Excerpt from a dataset:
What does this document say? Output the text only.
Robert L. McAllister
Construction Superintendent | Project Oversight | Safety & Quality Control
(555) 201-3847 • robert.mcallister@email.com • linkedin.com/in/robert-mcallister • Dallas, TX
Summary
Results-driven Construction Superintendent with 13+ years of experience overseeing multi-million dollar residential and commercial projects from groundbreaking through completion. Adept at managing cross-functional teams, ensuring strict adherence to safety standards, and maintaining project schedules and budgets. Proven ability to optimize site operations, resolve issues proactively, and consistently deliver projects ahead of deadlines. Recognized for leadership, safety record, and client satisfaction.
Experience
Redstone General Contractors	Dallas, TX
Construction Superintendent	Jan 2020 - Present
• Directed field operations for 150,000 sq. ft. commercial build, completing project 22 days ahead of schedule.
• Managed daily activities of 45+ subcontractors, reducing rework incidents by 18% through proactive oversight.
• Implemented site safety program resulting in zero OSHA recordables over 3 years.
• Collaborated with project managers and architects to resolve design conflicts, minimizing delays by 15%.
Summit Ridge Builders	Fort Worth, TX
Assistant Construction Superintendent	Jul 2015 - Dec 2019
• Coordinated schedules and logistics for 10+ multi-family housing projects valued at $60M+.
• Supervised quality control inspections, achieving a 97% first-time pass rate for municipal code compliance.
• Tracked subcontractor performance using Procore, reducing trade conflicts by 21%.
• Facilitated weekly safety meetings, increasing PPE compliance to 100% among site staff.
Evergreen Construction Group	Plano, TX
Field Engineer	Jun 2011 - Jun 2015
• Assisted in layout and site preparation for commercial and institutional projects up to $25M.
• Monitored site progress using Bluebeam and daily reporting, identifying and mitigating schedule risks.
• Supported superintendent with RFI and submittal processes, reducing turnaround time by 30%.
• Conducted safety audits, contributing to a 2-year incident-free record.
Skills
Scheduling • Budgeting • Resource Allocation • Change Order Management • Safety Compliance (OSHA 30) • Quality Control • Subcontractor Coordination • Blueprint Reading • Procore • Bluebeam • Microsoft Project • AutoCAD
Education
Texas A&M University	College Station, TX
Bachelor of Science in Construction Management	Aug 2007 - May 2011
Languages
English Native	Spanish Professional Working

▶ _Objective_: All of the data needs to be reproduced exactly, with no line missing.

▶ _Result for this task_:
What does this document say? Output the text only.
Robert L. McAllister
Construction Superintendent | Project Oversight | Safety & Quality Control
(555) 201-3847 • robert.mcallister@email.com • linkedin.com/in/robert-mcallister • Dallas, TX
Summary
Results-driven Construction Superintendent with 13+ years of experience overseeing multi-million dollar residential and commercial projects from groundbreaking through completion. Adept at managing cross-functional teams, ensuring strict adherence to safety standards, and maintaining project schedules and budgets. Proven ability to optimize site operations, resolve issues proactively, and consistently deliver projects ahead of deadlines. Recognized for leadership, safety record, and client satisfaction.
Experience
Redstone General Contractors	Dallas, TX
Construction Superintendent	Jan 2020 - Present
• Directed field operations for 150,000 sq. ft. commercial build, completing project 22 days ahead of schedule.
• Managed daily activities of 45+ subcontractors, reducing rework incidents by 18% through proactive oversight.
• Implemented site safety program resulting in zero OSHA recordables over 3 years.
• Collaborated with project managers and architects to resolve design conflicts, minimizing delays by 15%.
Summit Ridge Builders	Fort Worth, TX
Assistant Construction Superintendent	Jul 2015 - Dec 2019
• Coordinated schedules and logistics for 10+ multi-family housing projects valued at $60M+.
• Supervised quality control inspections, achieving a 97% first-time pass rate for municipal code compliance.
• Tracked subcontractor performance using Procore, reducing trade conflicts by 21%.
• Facilitated weekly safety meetings, increasing PPE compliance to 100% among site staff.
Evergreen Construction Group	Plano, TX
Field Engineer	Jun 2011 - Jun 2015
• Assisted in layout and site preparation for commercial and institutional projects up to $25M.
• Monitored site progress using Bluebeam and daily reporting, identifying and mitigating schedule risks.
• Supported superintendent with RFI and submittal processes, reducing turnaround time by 30%.
• Conducted safety audits, contributing to a 2-year incident-free record.
Skills
Scheduling • Budgeting • Resource Allocation • Change Order Management • Safety Compliance (OSHA 30) • Quality Control • Subcontractor Coordination • Blueprint Reading • Procore • Bluebeam • Microsoft Project • AutoCAD
Education
Texas A&M University	College Station, TX
Bachelor of Science in Construction Management	Aug 2007 - May 2011
Languages
English Native	Spanish Professional Working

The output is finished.